__PROBLEM REQUIREMENTS__
Produce an exact transcription of the listing below, omitting the pictures.

__PROVIDED DATA__
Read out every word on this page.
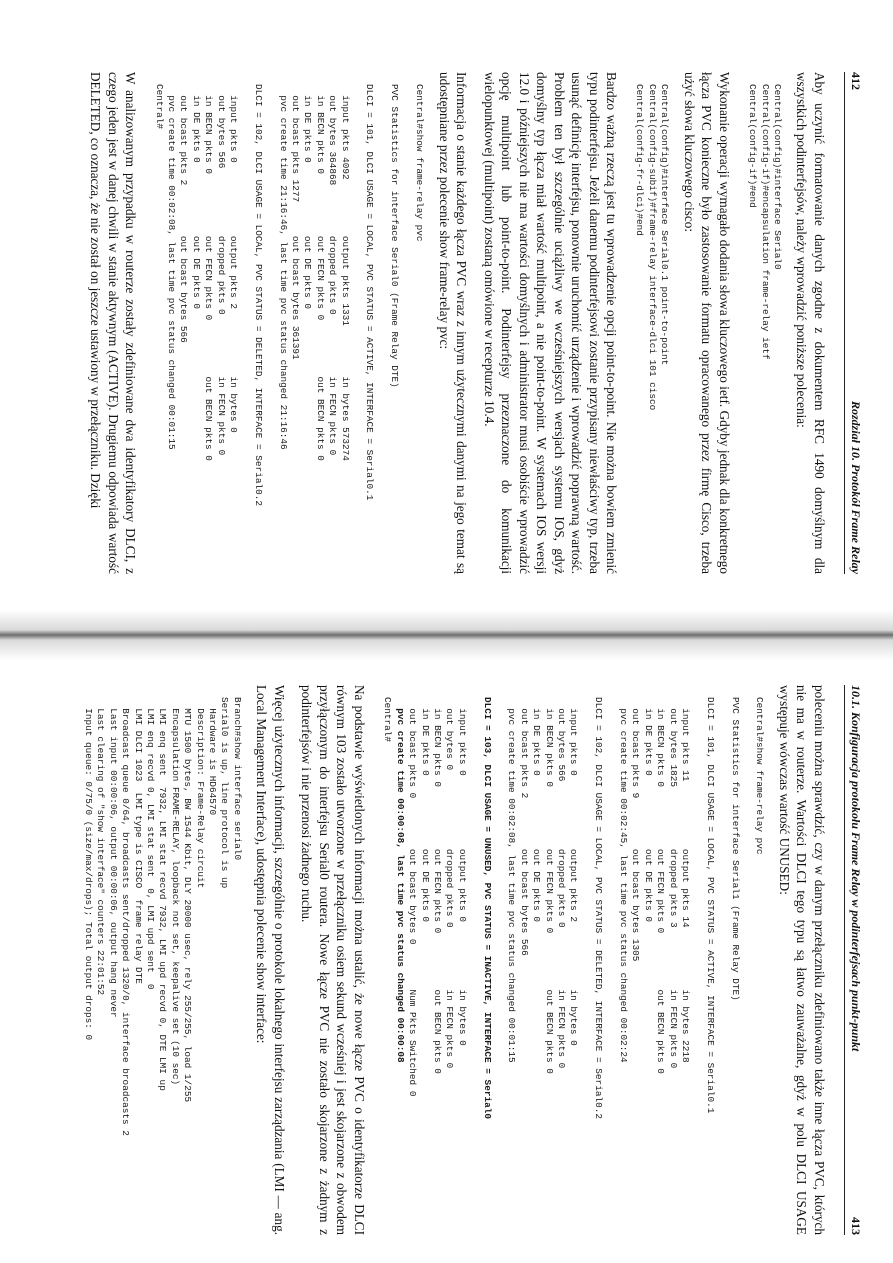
412
Rozdział 10. Protokół Frame Relay

Aby uczynić formatowanie danych zgodne z dokumentem RFC 1490 domyślnym dla wszystkich podinterfejsów, należy wprowadzić poniższe polecenia:

Central(config)#interface Serial0
Central(config-if)#encapsulation frame-relay ietf
Central(config-if)#end

Wykonanie operacji wymagało dodania słowa kluczowego ietf. Gdyby jednak dla konkretnego łącza PVC konieczne było zastosowanie formatu opracowanego przez firmę Cisco, trzeba użyć słowa kluczowego cisco:

Central(config)#interface Serial0.1 point-to-point
Central(config-subif)#frame-relay interface-dlci 101 cisco
Central(config-fr-dlci)#end

Bardzo ważną rzeczą jest tu wprowadzenie opcji point-to-point. Nie można bowiem zmienić typu podinterfejsu. Jeżeli danemu podinterfejsowi zostanie przypisany niewłaściwy typ, trzeba usunąć definicję interfejsu, ponownie uruchomić urządzenie i wprowadzić poprawną wartość. Problem ten był szczególnie uciążliwy we wcześniejszych wersjach systemu IOS, gdyż domyślny typ łącza miał wartość multipoint, a nie point-to-point. W systemach IOS wersji 12.0 i późniejszych nie ma wartości domyślnych i administrator musi osobiście wprowadzić opcję multipoint lub point-to-point. Podinterfejsy przeznaczone do komunikacji wielopunktowej (multipoint) zostaną omówione w recepturze 10.4.

Informacja o stanie każdego łącza PVC wraz z innym użytecznymi danymi na jego temat są udostępniane przez polecenie show frame-relay pvc:

Central#show frame-relay pvc

PVC Statistics for interface Serial0 (Frame Relay DTE)

DLCI = 101, DLCI USAGE = LOCAL, PVC STATUS = ACTIVE, INTERFACE = Serial0.1

input pkts 4092          output pkts 1331         in bytes 573274
out bytes 364868         dropped pkts 0           in FECN pkts 0
in BECN pkts 0           out FECN pkts 0          out BECN pkts 0
in DE pkts 0             out DE pkts 0
out bcast pkts 1277      out bcast bytes 361391
pvc create time 21:16:46, last time pvc status changed 21:16:46

DLCI = 102, DLCI USAGE = LOCAL, PVC STATUS = DELETED, INTERFACE = Serial0.2

input pkts 0             output pkts 2            in bytes 0
out bytes 566            dropped pkts 0           in FECN pkts 0
in BECN pkts 0           out FECN pkts 0          out BECN pkts 0
in DE pkts 0             out DE pkts 0
out bcast pkts 2         out bcast bytes 566
pvc create time 00:02:08, last time pvc status changed 00:01:15
Central#

W analizowanym przypadku w routerze zostały zdefiniowane dwa identyfikatory DLCI, z czego jeden jest w danej chwili w stanie aktywnym (ACTIVE). Drugiemu odpowiada wartość DELETED, co oznacza, że nie został on jeszcze ustawiony w przełączniku. Dzięki

10.1. Konfiguracja protokołu Frame Relay w podinterfejsach punkt-punkt
413

poleceniu można sprawdzić, czy w danym przełączniku zdefiniowano także inne łącza PVC, których nie ma w routerze. Wartości DLCI tego typu są łatwo zauważalne, gdyż w polu DLCI USAGE występuje wówczas wartość UNUSED:

Central#show frame-relay pvc

PVC Statistics for interface Serial1 (Frame Relay DTE)

DLCI = 101, DLCI USAGE = LOCAL, PVC STATUS = ACTIVE, INTERFACE = Serial0.1

input pkts 11            output pkts 14           in bytes 2218
out bytes 1825           dropped pkts 3           in FECN pkts 0
in BECN pkts 0           out FECN pkts 0          out BECN pkts 0
in DE pkts 0             out DE pkts 0
out bcast pkts 9         out bcast bytes 1305
pvc create time 00:02:45, last time pvc status changed 00:02:24

DLCI = 102, DLCI USAGE = LOCAL, PVC STATUS = DELETED, INTERFACE = Serial0.2

input pkts 0             output pkts 2            in bytes 0
out bytes 566            dropped pkts 0           in FECN pkts 0
in BECN pkts 0           out FECN pkts 0          out BECN pkts 0
in DE pkts 0             out DE pkts 0
out bcast pkts 2         out bcast bytes 566
pvc create time 00:02:08, last time pvc status changed 00:01:15

DLCI = 103, DLCI USAGE = UNUSED, PVC STATUS = INACTIVE, INTERFACE = Serial0

input pkts 0             output pkts 0            in bytes 0
out bytes 0              dropped pkts 0           in FECN pkts 0
in BECN pkts 0           out FECN pkts 0          out BECN pkts 0
in DE pkts 0             out DE pkts 0
out bcast pkts 0         out bcast bytes 0        Num Pkts Switched 0
pvc create time 00:00:08, last time pvc status changed 00:00:08
Central#

Na podstawie wyświetlonych informacji można ustalić, że nowe łącze PVC o identyfikatorze DLCI równym 103 zostało utworzone w przełączniku osiem sekund wcześniej i jest skojarzone z obwodem przyłączonym do interfejsu Serial0 routera. Nowe łącze PVC nie zostało skojarzone z żadnym z podinterfejsów i nie przenosi żadnego ruchu.

Więcej użytecznych informacji, szczególnie o protokole lokalnego interfejsu zarządzania (LMI — ang. Local Management Interface), udostępnia polecenie show interface:

Branch#show interface serial0
Serial0 is up, line protocol is up
Hardware is HD64570
Description: Frame-Relay circuit
MTU 1500 bytes, BW 1544 Kbit, DLY 20000 usec, rely 255/255, load 1/255
Encapsulation FRAME-RELAY, loopback not set, keepalive set (10 sec)
LMI enq sent  7932, LMI stat recvd 7932, LMI upd recvd 0, DTE LMI up
LMI enq recvd 0, LMI stat sent  0, LMI upd sent  0
LMI DLCI 1023  LMI type is CISCO  frame relay DTE
Broadcast queue 0/64, broadcasts sent/dropped 1320/0, interface broadcasts 2
Last input 00:00:06, output 00:00:06, output hang never
Last clearing of "show interface" counters 22:01:52
Input queue: 0/75/0 (size/max/drops); Total output drops: 0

__COMPLETE ANSWER__
Read out every word on this page.
412
Rozdział 10. Protokół Frame Relay

Aby uczynić formatowanie danych zgodne z dokumentem RFC 1490 domyślnym dla wszystkich podinterfejsów, należy wprowadzić poniższe polecenia:

Central(config)#interface Serial0
Central(config-if)#encapsulation frame-relay ietf
Central(config-if)#end

Wykonanie operacji wymagało dodania słowa kluczowego ietf. Gdyby jednak dla konkretnego łącza PVC konieczne było zastosowanie formatu opracowanego przez firmę Cisco, trzeba użyć słowa kluczowego cisco:

Central(config)#interface Serial0.1 point-to-point
Central(config-subif)#frame-relay interface-dlci 101 cisco
Central(config-fr-dlci)#end

Bardzo ważną rzeczą jest tu wprowadzenie opcji point-to-point. Nie można bowiem zmienić typu podinterfejsu. Jeżeli danemu podinterfejsowi zostanie przypisany niewłaściwy typ, trzeba usunąć definicję interfejsu, ponownie uruchomić urządzenie i wprowadzić poprawną wartość. Problem ten był szczególnie uciążliwy we wcześniejszych wersjach systemu IOS, gdyż domyślny typ łącza miał wartość multipoint, a nie point-to-point. W systemach IOS wersji 12.0 i późniejszych nie ma wartości domyślnych i administrator musi osobiście wprowadzić opcję multipoint lub point-to-point. Podinterfejsy przeznaczone do komunikacji wielopunktowej (multipoint) zostaną omówione w recepturze 10.4.

Informacja o stanie każdego łącza PVC wraz z innym użytecznymi danymi na jego temat są udostępniane przez polecenie show frame-relay pvc:

Central#show frame-relay pvc

PVC Statistics for interface Serial0 (Frame Relay DTE)

DLCI = 101, DLCI USAGE = LOCAL, PVC STATUS = ACTIVE, INTERFACE = Serial0.1

input pkts 4092          output pkts 1331         in bytes 573274
out bytes 364868         dropped pkts 0           in FECN pkts 0
in BECN pkts 0           out FECN pkts 0          out BECN pkts 0
in DE pkts 0             out DE pkts 0
out bcast pkts 1277      out bcast bytes 361391
pvc create time 21:16:46, last time pvc status changed 21:16:46

DLCI = 102, DLCI USAGE = LOCAL, PVC STATUS = DELETED, INTERFACE = Serial0.2

input pkts 0             output pkts 2            in bytes 0
out bytes 566            dropped pkts 0           in FECN pkts 0
in BECN pkts 0           out FECN pkts 0          out BECN pkts 0
in DE pkts 0             out DE pkts 0
out bcast pkts 2         out bcast bytes 566
pvc create time 00:02:08, last time pvc status changed 00:01:15
Central#

W analizowanym przypadku w routerze zostały zdefiniowane dwa identyfikatory DLCI, z czego jeden jest w danej chwili w stanie aktywnym (ACTIVE). Drugiemu odpowiada wartość DELETED, co oznacza, że nie został on jeszcze ustawiony w przełączniku. Dzięki

10.1. Konfiguracja protokołu Frame Relay w podinterfejsach punkt-punkt
413

poleceniu można sprawdzić, czy w danym przełączniku zdefiniowano także inne łącza PVC, których nie ma w routerze. Wartości DLCI tego typu są łatwo zauważalne, gdyż w polu DLCI USAGE występuje wówczas wartość UNUSED:

Central#show frame-relay pvc

PVC Statistics for interface Serial1 (Frame Relay DTE)

DLCI = 101, DLCI USAGE = LOCAL, PVC STATUS = ACTIVE, INTERFACE = Serial0.1

input pkts 11            output pkts 14           in bytes 2218
out bytes 1825           dropped pkts 3           in FECN pkts 0
in BECN pkts 0           out FECN pkts 0          out BECN pkts 0
in DE pkts 0             out DE pkts 0
out bcast pkts 9         out bcast bytes 1305
pvc create time 00:02:45, last time pvc status changed 00:02:24

DLCI = 102, DLCI USAGE = LOCAL, PVC STATUS = DELETED, INTERFACE = Serial0.2

input pkts 0             output pkts 2            in bytes 0
out bytes 566            dropped pkts 0           in FECN pkts 0
in BECN pkts 0           out FECN pkts 0          out BECN pkts 0
in DE pkts 0             out DE pkts 0
out bcast pkts 2         out bcast bytes 566
pvc create time 00:02:08, last time pvc status changed 00:01:15

DLCI = 103, DLCI USAGE = UNUSED, PVC STATUS = INACTIVE, INTERFACE = Serial0

input pkts 0             output pkts 0            in bytes 0
out bytes 0              dropped pkts 0           in FECN pkts 0
in BECN pkts 0           out FECN pkts 0          out BECN pkts 0
in DE pkts 0             out DE pkts 0
out bcast pkts 0         out bcast bytes 0        Num Pkts Switched 0
pvc create time 00:00:08, last time pvc status changed 00:00:08
Central#

Na podstawie wyświetlonych informacji można ustalić, że nowe łącze PVC o identyfikatorze DLCI równym 103 zostało utworzone w przełączniku osiem sekund wcześniej i jest skojarzone z obwodem przyłączonym do interfejsu Serial0 routera. Nowe łącze PVC nie zostało skojarzone z żadnym z podinterfejsów i nie przenosi żadnego ruchu.

Więcej użytecznych informacji, szczególnie o protokole lokalnego interfejsu zarządzania (LMI — ang. Local Management Interface), udostępnia polecenie show interface:

Branch#show interface serial0
Serial0 is up, line protocol is up
Hardware is HD64570
Description: Frame-Relay circuit
MTU 1500 bytes, BW 1544 Kbit, DLY 20000 usec, rely 255/255, load 1/255
Encapsulation FRAME-RELAY, loopback not set, keepalive set (10 sec)
LMI enq sent  7932, LMI stat recvd 7932, LMI upd recvd 0, DTE LMI up
LMI enq recvd 0, LMI stat sent  0, LMI upd sent  0
LMI DLCI 1023  LMI type is CISCO  frame relay DTE
Broadcast queue 0/64, broadcasts sent/dropped 1320/0, interface broadcasts 2
Last input 00:00:06, output 00:00:06, output hang never
Last clearing of "show interface" counters 22:01:52
Input queue: 0/75/0 (size/max/drops); Total output drops: 0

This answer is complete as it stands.